* **EXERCISE GOAL**
Every entry should be repeated exactly. Omit the pictures.

* **THE RECORDS**
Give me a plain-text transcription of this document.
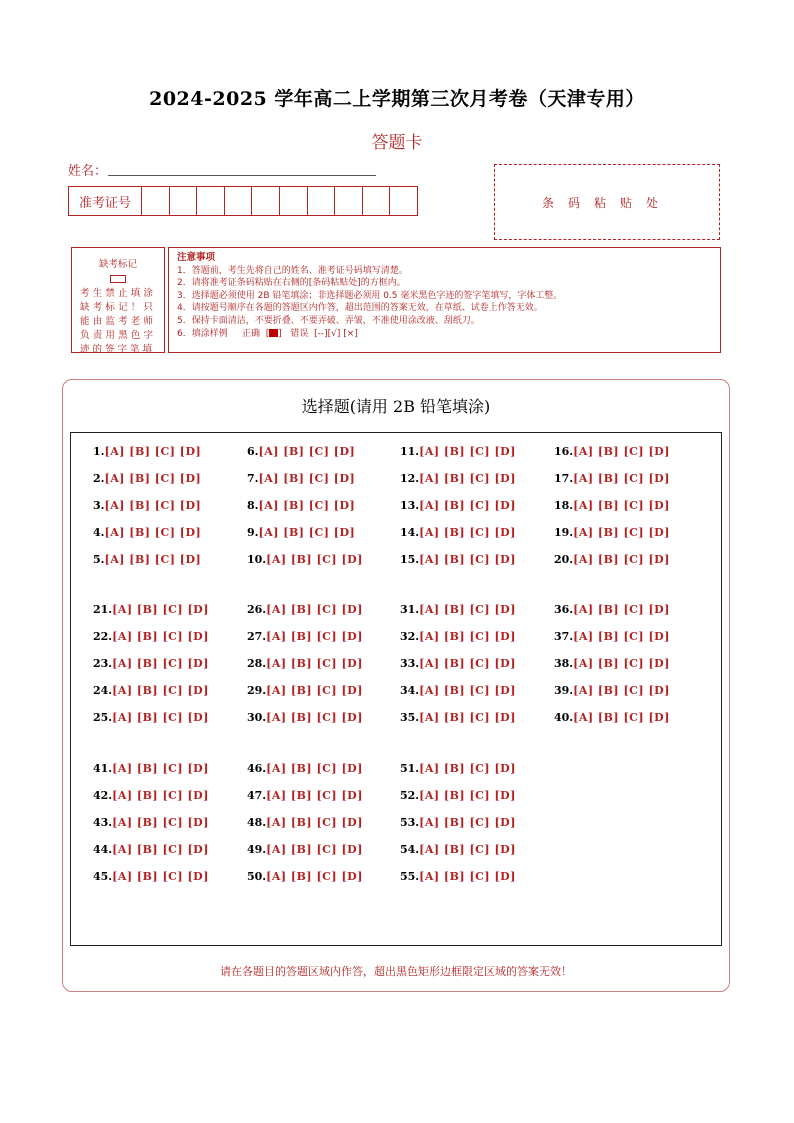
2024-2025 学年高二上学期第三次月考卷（天津专用）
答题卡
姓名：
准考证号	条码粘贴处
缺考标记
考生禁止填涂缺考标记！只能由监考老师负责用黑色字迹的签字笔填
注意事项
1．答题前，考生先将自己的姓名、准考证号码填写清楚。
2．请将准考证条码粘贴在右侧的[条码粘贴处]的方框内。
3．选择题必须使用 2B 铅笔填涂；非选择题必须用 0.5 毫米黑色字迹的签字笔填写，字体工整。
4．请按题号顺序在各题的答题区内作答，超出范围的答案无效，在草纸、试卷上作答无效。
5．保持卡面清洁，不要折叠、不要弄破、弄皱，不准使用涂改液、刮纸刀。
6．填涂样例 正确  [ ]   错误 [--][√] [×]
选择题(请用 2B 铅笔填涂)
1.[A] [B] [C] [D]
2.[A] [B] [C] [D]
3.[A] [B] [C] [D]
4.[A] [B] [C] [D]
5.[A] [B] [C] [D]
6.[A] [B] [C] [D]
7.[A] [B] [C] [D]
8.[A] [B] [C] [D]
9.[A] [B] [C] [D]
10.[A] [B] [C] [D]
11.[A] [B] [C] [D]
12.[A] [B] [C] [D]
13.[A] [B] [C] [D]
14.[A] [B] [C] [D]
15.[A] [B] [C] [D]
16.[A] [B] [C] [D]
17.[A] [B] [C] [D]
18.[A] [B] [C] [D]
19.[A] [B] [C] [D]
20.[A] [B] [C] [D]
21.[A] [B] [C] [D]
22.[A] [B] [C] [D]
23.[A] [B] [C] [D]
24.[A] [B] [C] [D]
25.[A] [B] [C] [D]
26.[A] [B] [C] [D]
27.[A] [B] [C] [D]
28.[A] [B] [C] [D]
29.[A] [B] [C] [D]
30.[A] [B] [C] [D]
31.[A] [B] [C] [D]
32.[A] [B] [C] [D]
33.[A] [B] [C] [D]
34.[A] [B] [C] [D]
35.[A] [B] [C] [D]
36.[A] [B] [C] [D]
37.[A] [B] [C] [D]
38.[A] [B] [C] [D]
39.[A] [B] [C] [D]
40.[A] [B] [C] [D]
41.[A] [B] [C] [D]
42.[A] [B] [C] [D]
43.[A] [B] [C] [D]
44.[A] [B] [C] [D]
45.[A] [B] [C] [D]
46.[A] [B] [C] [D]
47.[A] [B] [C] [D]
48.[A] [B] [C] [D]
49.[A] [B] [C] [D]
50.[A] [B] [C] [D]
51.[A] [B] [C] [D]
52.[A] [B] [C] [D]
53.[A] [B] [C] [D]
54.[A] [B] [C] [D]
55.[A] [B] [C] [D]
请在各题目的答题区域内作答，超出黑色矩形边框限定区域的答案无效！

* **FINAL ANSWER**
Give me a plain-text transcription of this document.
2024-2025 学年高二上学期第三次月考卷（天津专用）
答题卡
姓名：
准考证号	条码粘贴处
缺考标记
考生禁止填涂缺考标记！只能由监考老师负责用黑色字迹的签字笔填
注意事项
1．答题前，考生先将自己的姓名、准考证号码填写清楚。
2．请将准考证条码粘贴在右侧的[条码粘贴处]的方框内。
3．选择题必须使用 2B 铅笔填涂；非选择题必须用 0.5 毫米黑色字迹的签字笔填写，字体工整。
4．请按题号顺序在各题的答题区内作答，超出范围的答案无效，在草纸、试卷上作答无效。
5．保持卡面清洁，不要折叠、不要弄破、弄皱，不准使用涂改液、刮纸刀。
6．填涂样例 正确  [ ]   错误 [--][√] [×]
选择题(请用 2B 铅笔填涂)
1.[A] [B] [C] [D]
2.[A] [B] [C] [D]
3.[A] [B] [C] [D]
4.[A] [B] [C] [D]
5.[A] [B] [C] [D]
6.[A] [B] [C] [D]
7.[A] [B] [C] [D]
8.[A] [B] [C] [D]
9.[A] [B] [C] [D]
10.[A] [B] [C] [D]
11.[A] [B] [C] [D]
12.[A] [B] [C] [D]
13.[A] [B] [C] [D]
14.[A] [B] [C] [D]
15.[A] [B] [C] [D]
16.[A] [B] [C] [D]
17.[A] [B] [C] [D]
18.[A] [B] [C] [D]
19.[A] [B] [C] [D]
20.[A] [B] [C] [D]
21.[A] [B] [C] [D]
22.[A] [B] [C] [D]
23.[A] [B] [C] [D]
24.[A] [B] [C] [D]
25.[A] [B] [C] [D]
26.[A] [B] [C] [D]
27.[A] [B] [C] [D]
28.[A] [B] [C] [D]
29.[A] [B] [C] [D]
30.[A] [B] [C] [D]
31.[A] [B] [C] [D]
32.[A] [B] [C] [D]
33.[A] [B] [C] [D]
34.[A] [B] [C] [D]
35.[A] [B] [C] [D]
36.[A] [B] [C] [D]
37.[A] [B] [C] [D]
38.[A] [B] [C] [D]
39.[A] [B] [C] [D]
40.[A] [B] [C] [D]
41.[A] [B] [C] [D]
42.[A] [B] [C] [D]
43.[A] [B] [C] [D]
44.[A] [B] [C] [D]
45.[A] [B] [C] [D]
46.[A] [B] [C] [D]
47.[A] [B] [C] [D]
48.[A] [B] [C] [D]
49.[A] [B] [C] [D]
50.[A] [B] [C] [D]
51.[A] [B] [C] [D]
52.[A] [B] [C] [D]
53.[A] [B] [C] [D]
54.[A] [B] [C] [D]
55.[A] [B] [C] [D]
请在各题目的答题区域内作答，超出黑色矩形边框限定区域的答案无效！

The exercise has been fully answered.